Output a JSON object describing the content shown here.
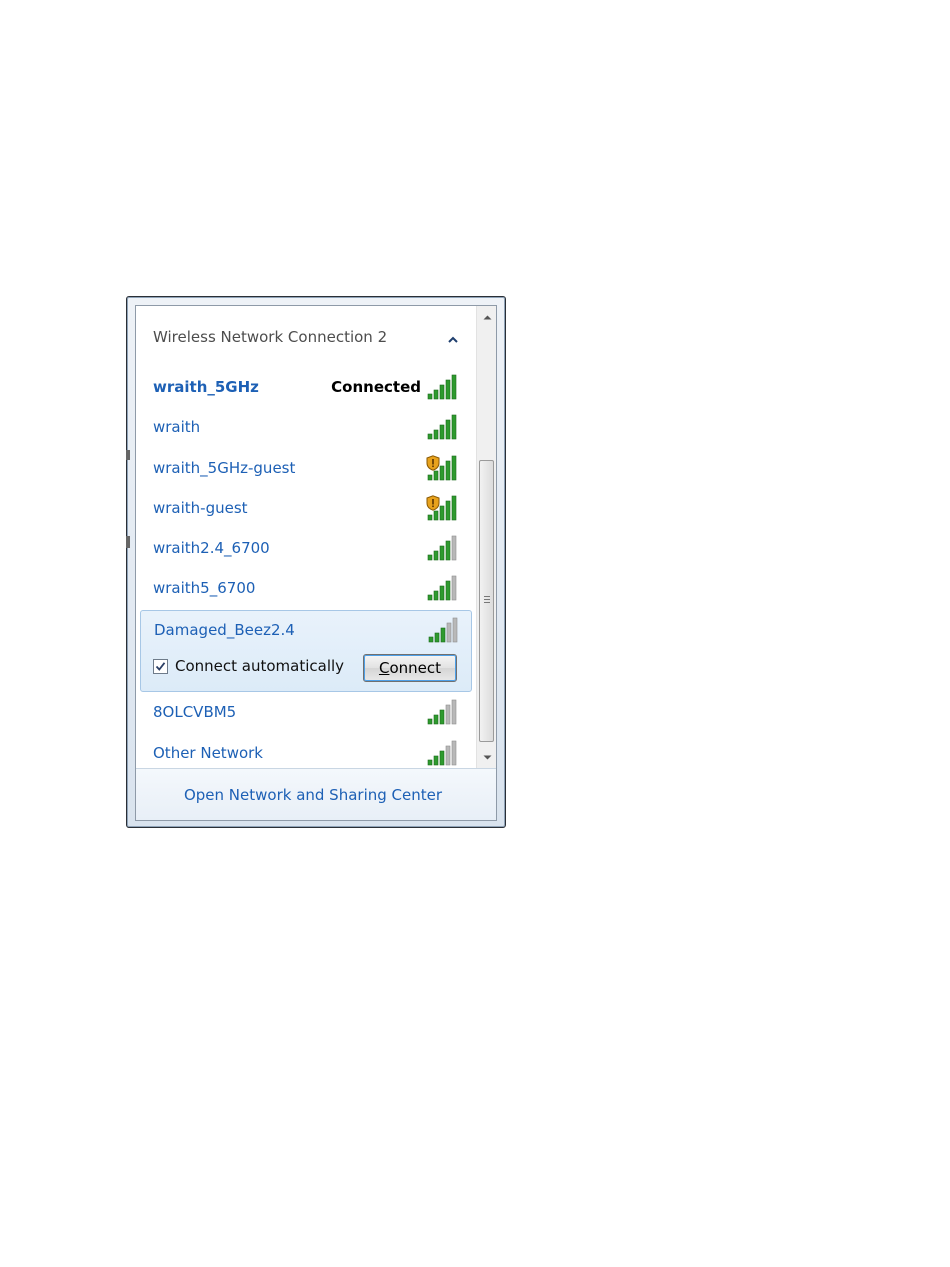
{
  "flyout": {
    "header": "Wireless Network Connection 2",
    "networks": [
      {
        "name": "wraith_5GHz",
        "status": "Connected",
        "signal_bars": 5,
        "secured_warning": false
      },
      {
        "name": "wraith",
        "signal_bars": 5,
        "secured_warning": false
      },
      {
        "name": "wraith_5GHz-guest",
        "signal_bars": 5,
        "secured_warning": true
      },
      {
        "name": "wraith-guest",
        "signal_bars": 5,
        "secured_warning": true
      },
      {
        "name": "wraith2.4_6700",
        "signal_bars": 4,
        "secured_warning": false
      },
      {
        "name": "wraith5_6700",
        "signal_bars": 4,
        "secured_warning": false
      },
      {
        "name": "Damaged_Beez2.4",
        "signal_bars": 3,
        "secured_warning": false,
        "selected": true
      },
      {
        "name": "8OLCVBM5",
        "signal_bars": 3,
        "secured_warning": false
      },
      {
        "name": "Other Network",
        "signal_bars": 3,
        "secured_warning": false
      }
    ],
    "selected_network": {
      "connect_automatically_label": "Connect automatically",
      "connect_automatically_checked": true,
      "connect_button_label_prefix": "C",
      "connect_button_label_rest": "onnect"
    },
    "footer_link": "Open Network and Sharing Center"
  },
  "colors": {
    "link_blue": "#1d60b5",
    "signal_green": "#2e9a2e",
    "signal_gray": "#b8b8b8",
    "selection_bg": "#dcebf8"
  }
}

What needs to be done: Each entry must be retyped word for word, with every image omitted.

Final result:
Output a JSON object describing the content shown here.
{
  "flyout": {
    "header": "Wireless Network Connection 2",
    "networks": [
      {
        "name": "wraith_5GHz",
        "status": "Connected",
        "signal_bars": 5,
        "secured_warning": false
      },
      {
        "name": "wraith",
        "signal_bars": 5,
        "secured_warning": false
      },
      {
        "name": "wraith_5GHz-guest",
        "signal_bars": 5,
        "secured_warning": true
      },
      {
        "name": "wraith-guest",
        "signal_bars": 5,
        "secured_warning": true
      },
      {
        "name": "wraith2.4_6700",
        "signal_bars": 4,
        "secured_warning": false
      },
      {
        "name": "wraith5_6700",
        "signal_bars": 4,
        "secured_warning": false
      },
      {
        "name": "Damaged_Beez2.4",
        "signal_bars": 3,
        "secured_warning": false,
        "selected": true
      },
      {
        "name": "8OLCVBM5",
        "signal_bars": 3,
        "secured_warning": false
      },
      {
        "name": "Other Network",
        "signal_bars": 3,
        "secured_warning": false
      }
    ],
    "selected_network": {
      "connect_automatically_label": "Connect automatically",
      "connect_automatically_checked": true,
      "connect_button_label_prefix": "C",
      "connect_button_label_rest": "onnect"
    },
    "footer_link": "Open Network and Sharing Center"
  },
  "colors": {
    "link_blue": "#1d60b5",
    "signal_green": "#2e9a2e",
    "signal_gray": "#b8b8b8",
    "selection_bg": "#dcebf8"
  }
}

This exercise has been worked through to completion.